SUPPLIED ENTRIES:
□ □ □

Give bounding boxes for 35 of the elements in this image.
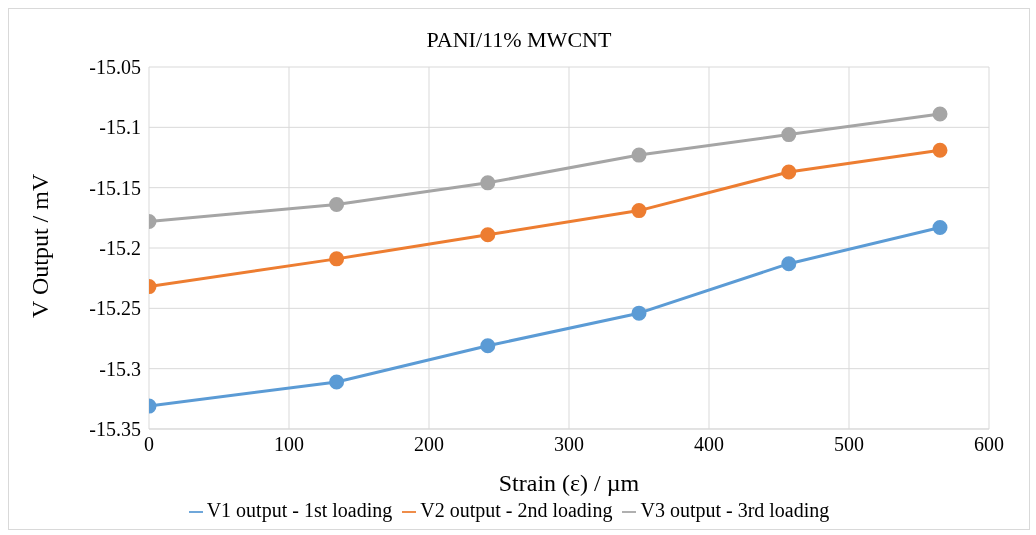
y-tick-label: -15.25: [89, 297, 141, 320]
point: [480, 338, 496, 354]
point: [329, 251, 345, 267]
point: [329, 374, 345, 390]
y-tick-label: -15.3: [99, 357, 141, 380]
point: [781, 127, 797, 143]
y-tick-label: -15.35: [89, 418, 141, 441]
legend-label: V3 output - 3rd loading: [640, 499, 830, 521]
legend-label: V1 output - 1st loading: [206, 499, 393, 521]
y-axis-title: V Output / mV: [26, 173, 53, 318]
point: [781, 164, 797, 180]
point: [932, 142, 948, 158]
point: [781, 256, 797, 272]
x-tick-label: 400: [694, 433, 724, 456]
point: [480, 227, 496, 243]
x-tick-label: 500: [834, 433, 864, 456]
y-tick-label: -15.2: [99, 237, 141, 260]
y-tick-label: -15.1: [99, 116, 141, 139]
point: [631, 147, 647, 163]
point: [480, 175, 496, 191]
x-tick-label: 300: [554, 433, 584, 456]
y-tick-label: -15.05: [89, 56, 141, 79]
x-tick-label: 600: [974, 433, 1004, 456]
legend-label: V2 output - 2nd loading: [420, 499, 613, 521]
point: [631, 305, 647, 321]
point: [631, 203, 647, 219]
x-tick-label: 0: [144, 433, 154, 456]
x-axis-title: Strain (ε) / µm: [498, 470, 640, 496]
x-tick-label: 100: [274, 433, 304, 456]
point: [932, 106, 948, 122]
chart-title: PANI/11% MWCNT: [425, 26, 613, 54]
point: [329, 197, 345, 213]
y-tick-label: -15.15: [89, 176, 141, 199]
point: [932, 219, 948, 235]
x-tick-label: 200: [414, 433, 444, 456]
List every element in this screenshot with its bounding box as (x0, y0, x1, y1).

□ □ □

TASK DIRECTIONS:
Pick out every line of the material above that contains the word "title", matching case exactly.

COMPLETED EXERCISE:
y-axis-title: V Output / mV: [26, 173, 53, 318]
x-axis-title: Strain (ε) / µm: [498, 470, 640, 496]
chart-title: PANI/11% MWCNT: [425, 26, 613, 54]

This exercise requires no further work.